## Dataset content
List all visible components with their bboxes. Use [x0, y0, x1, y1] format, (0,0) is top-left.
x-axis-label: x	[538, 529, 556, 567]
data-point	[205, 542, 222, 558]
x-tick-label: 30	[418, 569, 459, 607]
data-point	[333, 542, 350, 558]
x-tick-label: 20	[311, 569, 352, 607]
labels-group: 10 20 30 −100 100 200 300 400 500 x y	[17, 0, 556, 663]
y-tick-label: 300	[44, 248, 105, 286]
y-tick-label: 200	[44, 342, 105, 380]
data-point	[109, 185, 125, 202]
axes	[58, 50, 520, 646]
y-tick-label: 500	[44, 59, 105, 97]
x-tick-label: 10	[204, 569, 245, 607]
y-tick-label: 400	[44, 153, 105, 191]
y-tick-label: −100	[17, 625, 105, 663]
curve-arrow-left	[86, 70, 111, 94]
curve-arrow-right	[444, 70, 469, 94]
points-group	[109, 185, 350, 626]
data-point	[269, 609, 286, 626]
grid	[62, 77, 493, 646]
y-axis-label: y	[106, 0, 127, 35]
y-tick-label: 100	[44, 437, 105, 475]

## Problem to solve
Copy these lines with no changes.

## Task output
List all visible components with their bboxes. Use [x0, y0, x1, y1] format, (0,0) is top-left.
x-axis-label: x	[538, 529, 556, 567]
data-point	[205, 542, 222, 558]
x-tick-label: 30	[418, 569, 459, 607]
data-point	[333, 542, 350, 558]
x-tick-label: 20	[311, 569, 352, 607]
labels-group: 10 20 30 −100 100 200 300 400 500 x y	[17, 0, 556, 663]
y-tick-label: 300	[44, 248, 105, 286]
y-tick-label: 200	[44, 342, 105, 380]
data-point	[109, 185, 125, 202]
axes	[58, 50, 520, 646]
y-tick-label: 500	[44, 59, 105, 97]
x-tick-label: 10	[204, 569, 245, 607]
y-tick-label: 400	[44, 153, 105, 191]
y-tick-label: −100	[17, 625, 105, 663]
curve-arrow-left	[86, 70, 111, 94]
curve-arrow-right	[444, 70, 469, 94]
points-group	[109, 185, 350, 626]
data-point	[269, 609, 286, 626]
grid	[62, 77, 493, 646]
y-axis-label: y	[106, 0, 127, 35]
y-tick-label: 100	[44, 437, 105, 475]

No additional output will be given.